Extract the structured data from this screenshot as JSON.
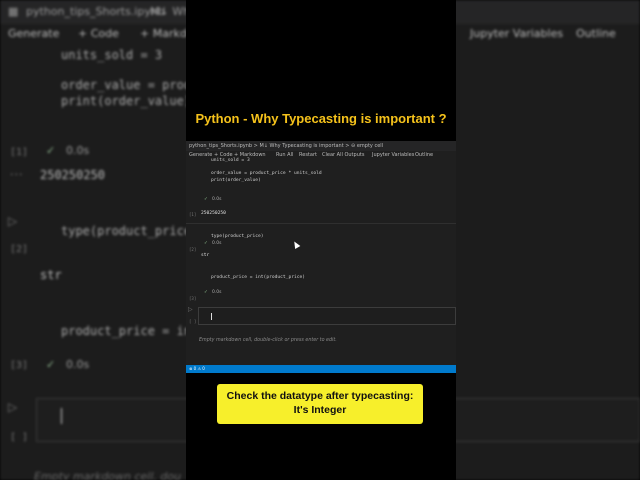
{
  "video_title": "Python - Why Typecasting is important ?",
  "callout": {
    "line1": "Check the datatype after typecasting:",
    "line2": "It's Integer"
  },
  "editor": {
    "tab_file": "python_tips_Shorts.ipynb",
    "breadcrumb": "python_tips_Shorts.ipynb > M↓ Why Typecasting is important > ⊖ empty cell",
    "toolbar": {
      "generate": "Generate",
      "code": "+ Code",
      "markdown": "+ Markdown",
      "run_all": "Run All",
      "restart": "Restart",
      "clear_outputs": "Clear All Outputs",
      "jupyter_variables": "Jupyter Variables",
      "outline": "Outline"
    },
    "cells": [
      {
        "gutter": "",
        "code": "units_sold = 3\n\norder_value = product_price * units_sold\nprint(order_value)",
        "time": "0.0s",
        "gutter_exec": "[1]",
        "output": "250250250"
      },
      {
        "gutter": "[2]",
        "code": "type(product_price)",
        "time": "0.0s",
        "output": "str"
      },
      {
        "gutter": "",
        "code": "product_price = int(product_price)",
        "time": "0.0s",
        "gutter_exec": "[3]"
      },
      {
        "gutter": "[ ]",
        "code": ""
      }
    ],
    "empty_markdown": "Empty markdown cell, double-click or press enter to edit.",
    "status": "⊗ 0 ⚠ 0"
  },
  "background": {
    "tab_file": "python_tips_Shorts.ipynb",
    "tab_rest": "M↓ Wh",
    "toolbar_generate": "Generate",
    "toolbar_code": "+ Code",
    "toolbar_markdown": "+ Markdow",
    "toolbar_variables": "Jupyter Variables",
    "toolbar_outline": "Outline",
    "code1a": "units_sold = 3",
    "code1b": "order_value = produc",
    "code1c": "print(order_value)",
    "exec1": "[1]",
    "time1": "0.0s",
    "out1": "250250250",
    "code2": "type(product_price)",
    "exec2": "[2]",
    "out2": "str",
    "code3": "product_price = int(",
    "exec3": "[3]",
    "time3": "0.0s",
    "exec4": "[ ]",
    "empty": "Empty markdown cell, dou"
  }
}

◆ ◆ ◆ ◆

AIM OF THE EXERCISE:
Write out the records above exactly as they stand, leaving out every picture.

REPLY:
Extract the structured data from this screenshot as JSON.
{
  "video_title": "Python - Why Typecasting is important ?",
  "callout": {
    "line1": "Check the datatype after typecasting:",
    "line2": "It's Integer"
  },
  "editor": {
    "tab_file": "python_tips_Shorts.ipynb",
    "breadcrumb": "python_tips_Shorts.ipynb > M↓ Why Typecasting is important > ⊖ empty cell",
    "toolbar": {
      "generate": "Generate",
      "code": "+ Code",
      "markdown": "+ Markdown",
      "run_all": "Run All",
      "restart": "Restart",
      "clear_outputs": "Clear All Outputs",
      "jupyter_variables": "Jupyter Variables",
      "outline": "Outline"
    },
    "cells": [
      {
        "gutter": "",
        "code": "units_sold = 3\n\norder_value = product_price * units_sold\nprint(order_value)",
        "time": "0.0s",
        "gutter_exec": "[1]",
        "output": "250250250"
      },
      {
        "gutter": "[2]",
        "code": "type(product_price)",
        "time": "0.0s",
        "output": "str"
      },
      {
        "gutter": "",
        "code": "product_price = int(product_price)",
        "time": "0.0s",
        "gutter_exec": "[3]"
      },
      {
        "gutter": "[ ]",
        "code": ""
      }
    ],
    "empty_markdown": "Empty markdown cell, double-click or press enter to edit.",
    "status": "⊗ 0 ⚠ 0"
  },
  "background": {
    "tab_file": "python_tips_Shorts.ipynb",
    "tab_rest": "M↓ Wh",
    "toolbar_generate": "Generate",
    "toolbar_code": "+ Code",
    "toolbar_markdown": "+ Markdow",
    "toolbar_variables": "Jupyter Variables",
    "toolbar_outline": "Outline",
    "code1a": "units_sold = 3",
    "code1b": "order_value = produc",
    "code1c": "print(order_value)",
    "exec1": "[1]",
    "time1": "0.0s",
    "out1": "250250250",
    "code2": "type(product_price)",
    "exec2": "[2]",
    "out2": "str",
    "code3": "product_price = int(",
    "exec3": "[3]",
    "time3": "0.0s",
    "exec4": "[ ]",
    "empty": "Empty markdown cell, dou"
  }
}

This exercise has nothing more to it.